WHAT IS ASKED:
List all lines of the data that include the string "front".

Data listing:

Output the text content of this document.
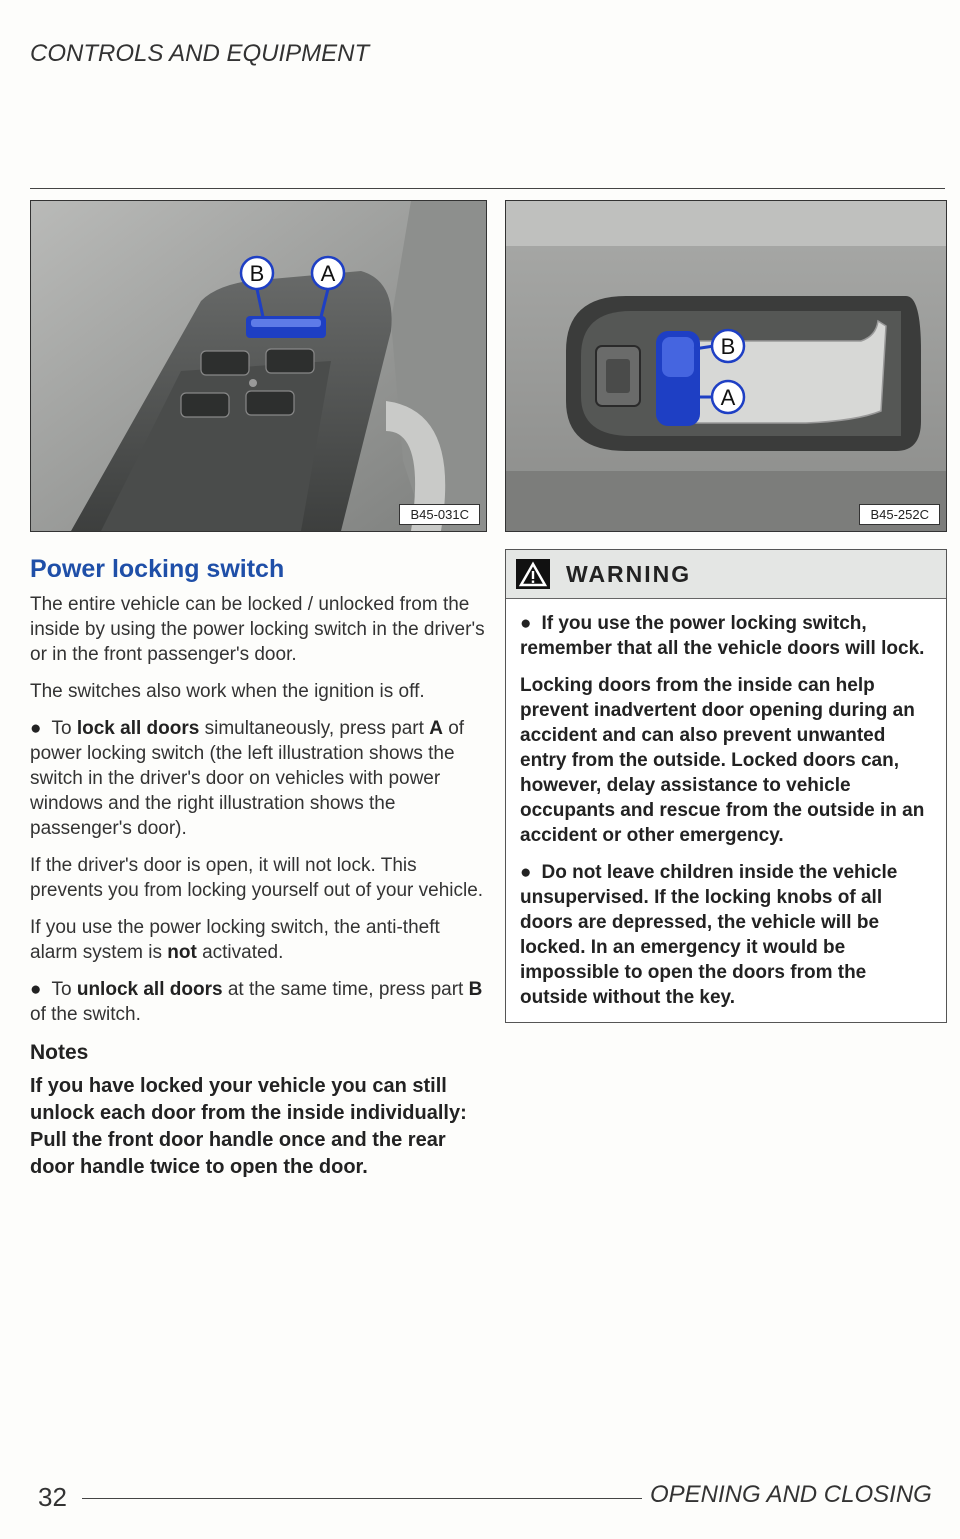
CONTROLS AND EQUIPMENT
B	A
B45-031C
B
A
B45-252C
Power locking switch

The entire vehicle can be locked / unlocked from the inside by using the power locking switch in the driver's or in the front passenger's door.

The switches also work when the ignition is off.

● To lock all doors simultaneously, press part A of power locking switch (the left illustration shows the switch in the driver's door on vehicles with power windows and the right illustration shows the passenger's door).

If the driver's door is open, it will not lock. This prevents you from locking yourself out of your vehicle.

If you use the power locking switch, the anti-theft alarm system is not activated.

● To unlock all doors at the same time, press part B of the switch.

Notes

If you have locked your vehicle you can still unlock each door from the inside individually: Pull the front door handle once and the rear door handle twice to open the door.

WARNING

● If you use the power locking switch, remember that all the vehicle doors will lock.

Locking doors from the inside can help prevent inadvertent door opening during an accident and can also prevent unwanted entry from the outside. Locked doors can, however, delay assistance to vehicle occupants and rescue from the outside in an accident or other emergency.

● Do not leave children inside the vehicle unsupervised. If the locking knobs of all doors are depressed, the vehicle will be locked. In an emergency it would be impossible to open the doors from the outside without the key.

32	OPENING AND CLOSING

FULL OUTPUT:
The entire vehicle can be locked / unlocked from the inside by using the power locking switch in the driver's or in the front passenger's door.
If you have locked your vehicle you can still unlock each door from the inside individually: Pull the front door handle once and the rear door handle twice to open the door.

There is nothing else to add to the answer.